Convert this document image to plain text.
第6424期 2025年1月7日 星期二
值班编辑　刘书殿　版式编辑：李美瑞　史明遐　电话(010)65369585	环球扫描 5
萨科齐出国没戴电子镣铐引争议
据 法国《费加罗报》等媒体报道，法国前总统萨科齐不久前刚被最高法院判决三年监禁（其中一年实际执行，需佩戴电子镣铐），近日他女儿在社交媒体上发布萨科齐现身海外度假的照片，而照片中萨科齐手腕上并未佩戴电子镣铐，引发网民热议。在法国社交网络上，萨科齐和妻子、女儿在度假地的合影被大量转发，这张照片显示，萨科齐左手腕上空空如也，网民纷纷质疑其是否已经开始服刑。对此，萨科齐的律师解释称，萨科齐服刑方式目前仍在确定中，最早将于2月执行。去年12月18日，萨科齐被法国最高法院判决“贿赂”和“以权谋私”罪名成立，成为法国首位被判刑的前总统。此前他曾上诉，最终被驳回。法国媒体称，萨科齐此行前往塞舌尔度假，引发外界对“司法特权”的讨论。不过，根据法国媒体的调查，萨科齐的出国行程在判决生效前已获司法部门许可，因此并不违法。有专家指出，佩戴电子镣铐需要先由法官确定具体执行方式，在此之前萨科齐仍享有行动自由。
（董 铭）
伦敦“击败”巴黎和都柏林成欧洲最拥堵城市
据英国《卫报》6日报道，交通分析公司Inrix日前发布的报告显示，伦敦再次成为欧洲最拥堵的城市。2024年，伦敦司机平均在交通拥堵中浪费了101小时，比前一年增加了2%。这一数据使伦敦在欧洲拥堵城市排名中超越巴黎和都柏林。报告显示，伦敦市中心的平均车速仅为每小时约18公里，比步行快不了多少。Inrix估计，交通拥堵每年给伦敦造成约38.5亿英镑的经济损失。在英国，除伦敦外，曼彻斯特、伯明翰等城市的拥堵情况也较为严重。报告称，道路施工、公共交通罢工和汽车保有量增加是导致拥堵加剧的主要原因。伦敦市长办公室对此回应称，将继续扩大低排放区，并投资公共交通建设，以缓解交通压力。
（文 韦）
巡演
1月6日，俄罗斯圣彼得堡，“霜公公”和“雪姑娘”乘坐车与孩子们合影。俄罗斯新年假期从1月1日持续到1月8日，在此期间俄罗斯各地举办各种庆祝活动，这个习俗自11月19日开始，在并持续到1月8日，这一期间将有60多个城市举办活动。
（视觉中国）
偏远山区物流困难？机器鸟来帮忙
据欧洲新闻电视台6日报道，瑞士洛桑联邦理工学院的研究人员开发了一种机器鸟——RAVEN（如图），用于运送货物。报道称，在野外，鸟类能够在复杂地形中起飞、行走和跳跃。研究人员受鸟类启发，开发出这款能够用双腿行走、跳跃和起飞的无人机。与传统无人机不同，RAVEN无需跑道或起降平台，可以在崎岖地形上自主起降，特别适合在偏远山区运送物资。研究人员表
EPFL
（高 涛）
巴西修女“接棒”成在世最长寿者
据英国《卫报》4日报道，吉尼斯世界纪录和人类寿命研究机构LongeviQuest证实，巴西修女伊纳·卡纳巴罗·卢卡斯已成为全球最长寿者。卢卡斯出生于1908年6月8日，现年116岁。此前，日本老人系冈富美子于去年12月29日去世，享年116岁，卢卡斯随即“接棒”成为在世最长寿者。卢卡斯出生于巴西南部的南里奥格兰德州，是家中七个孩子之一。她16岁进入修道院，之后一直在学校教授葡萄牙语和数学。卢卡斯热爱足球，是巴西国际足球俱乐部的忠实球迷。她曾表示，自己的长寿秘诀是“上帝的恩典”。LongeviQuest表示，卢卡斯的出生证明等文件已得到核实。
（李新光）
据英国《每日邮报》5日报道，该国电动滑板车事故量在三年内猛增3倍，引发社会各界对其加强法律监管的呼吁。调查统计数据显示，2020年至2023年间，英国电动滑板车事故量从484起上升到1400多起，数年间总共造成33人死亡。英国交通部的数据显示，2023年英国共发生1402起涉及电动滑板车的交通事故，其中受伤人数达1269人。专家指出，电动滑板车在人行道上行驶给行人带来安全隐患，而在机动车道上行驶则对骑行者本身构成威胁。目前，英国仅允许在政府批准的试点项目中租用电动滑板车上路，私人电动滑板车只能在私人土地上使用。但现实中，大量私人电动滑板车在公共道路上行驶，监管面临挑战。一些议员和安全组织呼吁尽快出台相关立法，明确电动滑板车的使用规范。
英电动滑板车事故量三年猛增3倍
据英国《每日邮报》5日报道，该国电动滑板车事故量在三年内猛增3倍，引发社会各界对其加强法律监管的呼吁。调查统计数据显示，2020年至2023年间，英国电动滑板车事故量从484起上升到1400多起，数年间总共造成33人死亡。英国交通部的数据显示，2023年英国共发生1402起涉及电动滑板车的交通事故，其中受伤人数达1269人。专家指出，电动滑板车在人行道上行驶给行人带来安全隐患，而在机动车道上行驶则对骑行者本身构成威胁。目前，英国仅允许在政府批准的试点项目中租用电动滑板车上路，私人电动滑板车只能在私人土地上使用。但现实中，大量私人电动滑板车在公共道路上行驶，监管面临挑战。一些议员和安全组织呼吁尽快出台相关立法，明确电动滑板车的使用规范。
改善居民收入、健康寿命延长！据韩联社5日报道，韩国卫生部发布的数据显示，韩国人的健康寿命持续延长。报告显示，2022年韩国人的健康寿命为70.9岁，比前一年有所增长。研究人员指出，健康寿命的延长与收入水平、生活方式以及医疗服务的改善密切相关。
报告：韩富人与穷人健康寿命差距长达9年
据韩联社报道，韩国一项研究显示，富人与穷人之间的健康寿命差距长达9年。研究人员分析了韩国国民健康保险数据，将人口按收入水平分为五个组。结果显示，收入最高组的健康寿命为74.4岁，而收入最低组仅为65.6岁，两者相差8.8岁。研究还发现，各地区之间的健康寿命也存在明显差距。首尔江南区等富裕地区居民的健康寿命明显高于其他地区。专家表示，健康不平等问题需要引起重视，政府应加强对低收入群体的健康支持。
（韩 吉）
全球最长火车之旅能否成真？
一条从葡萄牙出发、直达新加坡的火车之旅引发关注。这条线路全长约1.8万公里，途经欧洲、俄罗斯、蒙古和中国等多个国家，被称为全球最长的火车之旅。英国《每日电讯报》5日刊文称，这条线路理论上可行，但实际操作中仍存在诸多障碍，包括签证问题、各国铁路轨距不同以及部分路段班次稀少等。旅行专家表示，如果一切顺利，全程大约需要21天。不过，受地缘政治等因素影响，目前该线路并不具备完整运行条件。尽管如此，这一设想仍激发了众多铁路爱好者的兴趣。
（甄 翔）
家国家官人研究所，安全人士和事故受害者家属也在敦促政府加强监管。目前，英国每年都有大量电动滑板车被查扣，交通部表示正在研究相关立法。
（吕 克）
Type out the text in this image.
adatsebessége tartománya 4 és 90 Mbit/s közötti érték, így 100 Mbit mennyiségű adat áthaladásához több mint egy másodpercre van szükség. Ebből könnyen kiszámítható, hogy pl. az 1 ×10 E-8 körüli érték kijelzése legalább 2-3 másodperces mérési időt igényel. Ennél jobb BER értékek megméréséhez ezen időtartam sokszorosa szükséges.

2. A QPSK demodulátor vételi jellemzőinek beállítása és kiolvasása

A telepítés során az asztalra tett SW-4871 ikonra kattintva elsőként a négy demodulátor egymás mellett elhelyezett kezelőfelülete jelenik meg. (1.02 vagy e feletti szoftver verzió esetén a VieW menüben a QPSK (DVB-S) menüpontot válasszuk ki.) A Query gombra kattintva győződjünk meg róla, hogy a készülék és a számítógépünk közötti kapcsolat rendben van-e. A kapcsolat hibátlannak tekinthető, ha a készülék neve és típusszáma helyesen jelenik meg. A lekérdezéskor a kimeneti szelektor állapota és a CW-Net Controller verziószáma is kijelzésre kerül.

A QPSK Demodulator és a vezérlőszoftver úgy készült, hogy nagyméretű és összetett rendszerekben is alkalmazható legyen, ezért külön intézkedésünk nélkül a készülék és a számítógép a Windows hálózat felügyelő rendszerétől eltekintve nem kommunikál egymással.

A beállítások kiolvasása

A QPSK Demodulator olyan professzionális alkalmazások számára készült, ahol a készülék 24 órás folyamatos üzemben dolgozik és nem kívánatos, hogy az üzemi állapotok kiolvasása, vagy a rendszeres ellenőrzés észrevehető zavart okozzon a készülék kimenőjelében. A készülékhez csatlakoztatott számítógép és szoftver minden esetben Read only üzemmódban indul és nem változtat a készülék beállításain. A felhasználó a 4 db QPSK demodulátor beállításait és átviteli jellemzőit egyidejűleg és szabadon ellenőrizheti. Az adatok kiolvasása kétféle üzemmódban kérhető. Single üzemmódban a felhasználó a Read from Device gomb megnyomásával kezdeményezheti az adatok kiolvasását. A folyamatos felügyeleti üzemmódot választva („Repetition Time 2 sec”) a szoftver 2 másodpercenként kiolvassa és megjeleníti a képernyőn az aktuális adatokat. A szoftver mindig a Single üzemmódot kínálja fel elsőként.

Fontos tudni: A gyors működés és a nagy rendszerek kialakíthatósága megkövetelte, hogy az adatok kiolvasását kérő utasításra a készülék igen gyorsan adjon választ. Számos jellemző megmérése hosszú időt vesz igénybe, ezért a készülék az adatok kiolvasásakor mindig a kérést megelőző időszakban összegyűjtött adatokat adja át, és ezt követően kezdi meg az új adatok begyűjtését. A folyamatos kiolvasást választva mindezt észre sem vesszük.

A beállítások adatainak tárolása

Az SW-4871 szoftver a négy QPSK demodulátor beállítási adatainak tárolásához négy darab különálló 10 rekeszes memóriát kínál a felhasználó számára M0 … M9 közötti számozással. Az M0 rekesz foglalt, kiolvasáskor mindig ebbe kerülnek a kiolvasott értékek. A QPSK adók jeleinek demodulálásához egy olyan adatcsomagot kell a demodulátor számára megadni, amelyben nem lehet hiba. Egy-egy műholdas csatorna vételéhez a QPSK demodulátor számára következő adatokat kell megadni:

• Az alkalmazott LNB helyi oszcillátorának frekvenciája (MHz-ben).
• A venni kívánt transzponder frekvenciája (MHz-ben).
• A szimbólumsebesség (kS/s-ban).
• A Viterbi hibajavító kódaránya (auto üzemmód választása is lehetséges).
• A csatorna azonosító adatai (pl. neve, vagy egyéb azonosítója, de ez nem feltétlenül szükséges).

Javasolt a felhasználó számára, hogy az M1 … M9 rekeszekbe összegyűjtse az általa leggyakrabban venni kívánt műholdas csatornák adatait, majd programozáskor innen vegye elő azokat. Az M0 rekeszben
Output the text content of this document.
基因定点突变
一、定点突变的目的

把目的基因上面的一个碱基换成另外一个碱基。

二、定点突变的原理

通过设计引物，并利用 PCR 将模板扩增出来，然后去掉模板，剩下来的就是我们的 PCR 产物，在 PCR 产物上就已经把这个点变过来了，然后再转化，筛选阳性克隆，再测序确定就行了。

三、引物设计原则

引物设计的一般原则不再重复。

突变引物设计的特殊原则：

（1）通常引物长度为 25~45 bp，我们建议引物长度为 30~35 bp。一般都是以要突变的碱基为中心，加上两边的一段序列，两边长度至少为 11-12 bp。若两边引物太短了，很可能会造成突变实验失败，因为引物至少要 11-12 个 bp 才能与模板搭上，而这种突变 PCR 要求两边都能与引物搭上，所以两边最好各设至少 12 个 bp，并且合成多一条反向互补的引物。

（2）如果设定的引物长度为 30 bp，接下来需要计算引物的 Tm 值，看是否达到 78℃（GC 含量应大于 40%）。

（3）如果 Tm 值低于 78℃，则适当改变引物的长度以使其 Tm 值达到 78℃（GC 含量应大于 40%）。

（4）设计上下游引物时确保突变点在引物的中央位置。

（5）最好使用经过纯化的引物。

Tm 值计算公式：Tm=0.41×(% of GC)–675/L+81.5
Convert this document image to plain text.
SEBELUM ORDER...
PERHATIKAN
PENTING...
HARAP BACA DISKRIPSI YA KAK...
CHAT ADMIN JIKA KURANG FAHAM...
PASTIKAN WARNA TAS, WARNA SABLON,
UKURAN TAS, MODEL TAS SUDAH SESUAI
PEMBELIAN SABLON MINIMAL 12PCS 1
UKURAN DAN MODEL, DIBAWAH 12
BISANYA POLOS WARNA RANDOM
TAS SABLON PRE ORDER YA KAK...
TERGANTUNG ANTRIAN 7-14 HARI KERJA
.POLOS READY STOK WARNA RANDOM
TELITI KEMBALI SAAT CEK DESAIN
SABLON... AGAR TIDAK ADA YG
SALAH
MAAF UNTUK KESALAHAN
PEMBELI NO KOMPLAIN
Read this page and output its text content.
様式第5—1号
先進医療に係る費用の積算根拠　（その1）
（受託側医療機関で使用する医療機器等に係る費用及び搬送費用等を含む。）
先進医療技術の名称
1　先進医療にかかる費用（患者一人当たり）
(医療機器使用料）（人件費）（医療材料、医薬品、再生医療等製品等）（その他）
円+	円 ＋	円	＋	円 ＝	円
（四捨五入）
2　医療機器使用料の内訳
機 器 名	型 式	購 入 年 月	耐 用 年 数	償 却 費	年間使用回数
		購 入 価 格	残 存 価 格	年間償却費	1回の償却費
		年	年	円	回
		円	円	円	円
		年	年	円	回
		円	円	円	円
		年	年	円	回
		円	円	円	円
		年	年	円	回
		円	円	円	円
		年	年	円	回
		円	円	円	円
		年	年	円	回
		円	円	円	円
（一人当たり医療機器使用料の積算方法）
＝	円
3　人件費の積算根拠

**SHORT EXERCISE:**
Copy out every line in the entries above that holds "报告显示".

**THE OUTPUT:**
据英国《卫报》6日报道，交通分析公司Inrix日前发布的报告显示，伦敦再次成为欧洲最拥堵的城市。2024年，伦敦司机平均在交通拥堵中浪费了101小时，比前一年增加了2%。这一数据使伦敦在欧洲拥堵城市排名中超越巴黎和都柏林。报告显示，伦敦市中心的平均车速仅为每小时约18公里，比步行快不了多少。Inrix估计，交通拥堵每年给伦敦造成约38.5亿英镑的经济损失。在英国，除伦敦外，曼彻斯特、伯明翰等城市的拥堵情况也较为严重。报告称，道路施工、公共交通罢工和汽车保有量增加是导致拥堵加剧的主要原因。伦敦市长办公室对此回应称，将继续扩大低排放区，并投资公共交通建设，以缓解交通压力。
改善居民收入、健康寿命延长！据韩联社5日报道，韩国卫生部发布的数据显示，韩国人的健康寿命持续延长。报告显示，2022年韩国人的健康寿命为70.9岁，比前一年有所增长。研究人员指出，健康寿命的延长与收入水平、生活方式以及医疗服务的改善密切相关。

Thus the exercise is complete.